» **Task instructions**
All of the records listed below should be retyped exactly.

» **Records shown**
======
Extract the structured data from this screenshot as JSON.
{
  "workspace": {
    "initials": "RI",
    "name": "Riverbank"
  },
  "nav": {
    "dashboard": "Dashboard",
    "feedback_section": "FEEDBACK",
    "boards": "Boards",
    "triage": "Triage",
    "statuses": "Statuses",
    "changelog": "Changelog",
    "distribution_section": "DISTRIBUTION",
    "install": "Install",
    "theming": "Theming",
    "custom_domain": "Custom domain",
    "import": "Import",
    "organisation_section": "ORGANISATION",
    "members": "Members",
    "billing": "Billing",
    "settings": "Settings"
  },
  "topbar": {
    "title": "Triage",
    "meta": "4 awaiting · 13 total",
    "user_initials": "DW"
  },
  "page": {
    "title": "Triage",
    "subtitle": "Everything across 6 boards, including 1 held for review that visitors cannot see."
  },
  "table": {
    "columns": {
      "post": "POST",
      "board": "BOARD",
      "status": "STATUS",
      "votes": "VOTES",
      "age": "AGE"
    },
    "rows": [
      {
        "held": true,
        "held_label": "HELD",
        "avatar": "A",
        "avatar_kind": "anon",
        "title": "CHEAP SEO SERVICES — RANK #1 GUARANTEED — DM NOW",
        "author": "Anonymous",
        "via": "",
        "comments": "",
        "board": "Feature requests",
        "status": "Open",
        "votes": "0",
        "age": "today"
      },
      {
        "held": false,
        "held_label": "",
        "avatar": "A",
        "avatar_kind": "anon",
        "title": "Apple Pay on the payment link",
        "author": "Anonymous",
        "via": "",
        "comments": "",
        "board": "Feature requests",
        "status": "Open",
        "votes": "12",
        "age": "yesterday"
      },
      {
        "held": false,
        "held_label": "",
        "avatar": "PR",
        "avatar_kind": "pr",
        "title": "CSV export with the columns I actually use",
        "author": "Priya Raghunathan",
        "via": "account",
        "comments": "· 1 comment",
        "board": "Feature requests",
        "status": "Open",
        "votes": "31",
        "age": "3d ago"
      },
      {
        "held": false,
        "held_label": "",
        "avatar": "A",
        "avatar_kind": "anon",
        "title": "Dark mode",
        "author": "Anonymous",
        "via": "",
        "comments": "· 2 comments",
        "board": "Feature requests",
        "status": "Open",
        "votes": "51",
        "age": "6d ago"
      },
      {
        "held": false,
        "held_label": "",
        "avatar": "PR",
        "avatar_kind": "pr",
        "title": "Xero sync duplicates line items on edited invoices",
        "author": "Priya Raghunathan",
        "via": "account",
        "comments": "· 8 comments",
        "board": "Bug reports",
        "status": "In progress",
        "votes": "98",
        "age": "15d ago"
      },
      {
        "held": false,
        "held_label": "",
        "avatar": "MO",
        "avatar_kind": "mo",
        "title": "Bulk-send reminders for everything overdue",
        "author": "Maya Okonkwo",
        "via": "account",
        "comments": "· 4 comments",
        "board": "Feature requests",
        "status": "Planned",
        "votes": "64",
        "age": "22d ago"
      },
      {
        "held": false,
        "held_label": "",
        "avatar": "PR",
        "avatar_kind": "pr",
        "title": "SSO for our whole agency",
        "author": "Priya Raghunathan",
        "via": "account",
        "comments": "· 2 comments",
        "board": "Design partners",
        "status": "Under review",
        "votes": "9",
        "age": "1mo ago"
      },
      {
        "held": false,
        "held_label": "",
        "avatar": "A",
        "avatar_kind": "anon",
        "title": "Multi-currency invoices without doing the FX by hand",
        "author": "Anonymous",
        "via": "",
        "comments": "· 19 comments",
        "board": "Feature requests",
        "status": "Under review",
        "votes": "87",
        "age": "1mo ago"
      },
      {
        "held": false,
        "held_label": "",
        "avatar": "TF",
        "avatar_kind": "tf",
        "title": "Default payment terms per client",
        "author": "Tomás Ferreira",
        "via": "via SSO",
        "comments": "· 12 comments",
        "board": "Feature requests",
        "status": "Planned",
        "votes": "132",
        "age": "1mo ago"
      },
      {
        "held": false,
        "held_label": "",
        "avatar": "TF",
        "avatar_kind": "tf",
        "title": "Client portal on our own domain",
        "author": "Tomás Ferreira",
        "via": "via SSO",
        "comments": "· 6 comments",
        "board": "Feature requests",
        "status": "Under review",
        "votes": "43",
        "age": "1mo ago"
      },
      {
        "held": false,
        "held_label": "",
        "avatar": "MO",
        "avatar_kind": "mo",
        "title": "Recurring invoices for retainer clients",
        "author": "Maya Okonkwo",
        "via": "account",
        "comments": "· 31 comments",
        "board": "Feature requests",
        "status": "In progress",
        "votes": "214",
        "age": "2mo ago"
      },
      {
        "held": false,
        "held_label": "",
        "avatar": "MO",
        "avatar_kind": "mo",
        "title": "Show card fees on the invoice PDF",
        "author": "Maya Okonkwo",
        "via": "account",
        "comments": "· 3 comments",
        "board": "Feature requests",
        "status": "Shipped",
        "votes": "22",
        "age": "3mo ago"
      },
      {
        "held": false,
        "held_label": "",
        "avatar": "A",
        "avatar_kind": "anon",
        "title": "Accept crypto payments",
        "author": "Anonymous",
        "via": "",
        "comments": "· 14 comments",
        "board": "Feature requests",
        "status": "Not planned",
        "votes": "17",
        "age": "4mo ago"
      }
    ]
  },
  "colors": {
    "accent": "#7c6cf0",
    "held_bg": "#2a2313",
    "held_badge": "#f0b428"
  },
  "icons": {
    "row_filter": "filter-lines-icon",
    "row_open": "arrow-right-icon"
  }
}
======
» **Result**
Extract the structured data from this screenshot as JSON.
{
  "workspace": {
    "initials": "RI",
    "name": "Riverbank"
  },
  "nav": {
    "dashboard": "Dashboard",
    "feedback_section": "FEEDBACK",
    "boards": "Boards",
    "triage": "Triage",
    "statuses": "Statuses",
    "changelog": "Changelog",
    "distribution_section": "DISTRIBUTION",
    "install": "Install",
    "theming": "Theming",
    "custom_domain": "Custom domain",
    "import": "Import",
    "organisation_section": "ORGANISATION",
    "members": "Members",
    "billing": "Billing",
    "settings": "Settings"
  },
  "topbar": {
    "title": "Triage",
    "meta": "4 awaiting · 13 total",
    "user_initials": "DW"
  },
  "page": {
    "title": "Triage",
    "subtitle": "Everything across 6 boards, including 1 held for review that visitors cannot see."
  },
  "table": {
    "columns": {
      "post": "POST",
      "board": "BOARD",
      "status": "STATUS",
      "votes": "VOTES",
      "age": "AGE"
    },
    "rows": [
      {
        "held": true,
        "held_label": "HELD",
        "avatar": "A",
        "avatar_kind": "anon",
        "title": "CHEAP SEO SERVICES — RANK #1 GUARANTEED — DM NOW",
        "author": "Anonymous",
        "via": "",
        "comments": "",
        "board": "Feature requests",
        "status": "Open",
        "votes": "0",
        "age": "today"
      },
      {
        "held": false,
        "held_label": "",
        "avatar": "A",
        "avatar_kind": "anon",
        "title": "Apple Pay on the payment link",
        "author": "Anonymous",
        "via": "",
        "comments": "",
        "board": "Feature requests",
        "status": "Open",
        "votes": "12",
        "age": "yesterday"
      },
      {
        "held": false,
        "held_label": "",
        "avatar": "PR",
        "avatar_kind": "pr",
        "title": "CSV export with the columns I actually use",
        "author": "Priya Raghunathan",
        "via": "account",
        "comments": "· 1 comment",
        "board": "Feature requests",
        "status": "Open",
        "votes": "31",
        "age": "3d ago"
      },
      {
        "held": false,
        "held_label": "",
        "avatar": "A",
        "avatar_kind": "anon",
        "title": "Dark mode",
        "author": "Anonymous",
        "via": "",
        "comments": "· 2 comments",
        "board": "Feature requests",
        "status": "Open",
        "votes": "51",
        "age": "6d ago"
      },
      {
        "held": false,
        "held_label": "",
        "avatar": "PR",
        "avatar_kind": "pr",
        "title": "Xero sync duplicates line items on edited invoices",
        "author": "Priya Raghunathan",
        "via": "account",
        "comments": "· 8 comments",
        "board": "Bug reports",
        "status": "In progress",
        "votes": "98",
        "age": "15d ago"
      },
      {
        "held": false,
        "held_label": "",
        "avatar": "MO",
        "avatar_kind": "mo",
        "title": "Bulk-send reminders for everything overdue",
        "author": "Maya Okonkwo",
        "via": "account",
        "comments": "· 4 comments",
        "board": "Feature requests",
        "status": "Planned",
        "votes": "64",
        "age": "22d ago"
      },
      {
        "held": false,
        "held_label": "",
        "avatar": "PR",
        "avatar_kind": "pr",
        "title": "SSO for our whole agency",
        "author": "Priya Raghunathan",
        "via": "account",
        "comments": "· 2 comments",
        "board": "Design partners",
        "status": "Under review",
        "votes": "9",
        "age": "1mo ago"
      },
      {
        "held": false,
        "held_label": "",
        "avatar": "A",
        "avatar_kind": "anon",
        "title": "Multi-currency invoices without doing the FX by hand",
        "author": "Anonymous",
        "via": "",
        "comments": "· 19 comments",
        "board": "Feature requests",
        "status": "Under review",
        "votes": "87",
        "age": "1mo ago"
      },
      {
        "held": false,
        "held_label": "",
        "avatar": "TF",
        "avatar_kind": "tf",
        "title": "Default payment terms per client",
        "author": "Tomás Ferreira",
        "via": "via SSO",
        "comments": "· 12 comments",
        "board": "Feature requests",
        "status": "Planned",
        "votes": "132",
        "age": "1mo ago"
      },
      {
        "held": false,
        "held_label": "",
        "avatar": "TF",
        "avatar_kind": "tf",
        "title": "Client portal on our own domain",
        "author": "Tomás Ferreira",
        "via": "via SSO",
        "comments": "· 6 comments",
        "board": "Feature requests",
        "status": "Under review",
        "votes": "43",
        "age": "1mo ago"
      },
      {
        "held": false,
        "held_label": "",
        "avatar": "MO",
        "avatar_kind": "mo",
        "title": "Recurring invoices for retainer clients",
        "author": "Maya Okonkwo",
        "via": "account",
        "comments": "· 31 comments",
        "board": "Feature requests",
        "status": "In progress",
        "votes": "214",
        "age": "2mo ago"
      },
      {
        "held": false,
        "held_label": "",
        "avatar": "MO",
        "avatar_kind": "mo",
        "title": "Show card fees on the invoice PDF",
        "author": "Maya Okonkwo",
        "via": "account",
        "comments": "· 3 comments",
        "board": "Feature requests",
        "status": "Shipped",
        "votes": "22",
        "age": "3mo ago"
      },
      {
        "held": false,
        "held_label": "",
        "avatar": "A",
        "avatar_kind": "anon",
        "title": "Accept crypto payments",
        "author": "Anonymous",
        "via": "",
        "comments": "· 14 comments",
        "board": "Feature requests",
        "status": "Not planned",
        "votes": "17",
        "age": "4mo ago"
      }
    ]
  },
  "colors": {
    "accent": "#7c6cf0",
    "held_bg": "#2a2313",
    "held_badge": "#f0b428"
  },
  "icons": {
    "row_filter": "filter-lines-icon",
    "row_open": "arrow-right-icon"
  }
}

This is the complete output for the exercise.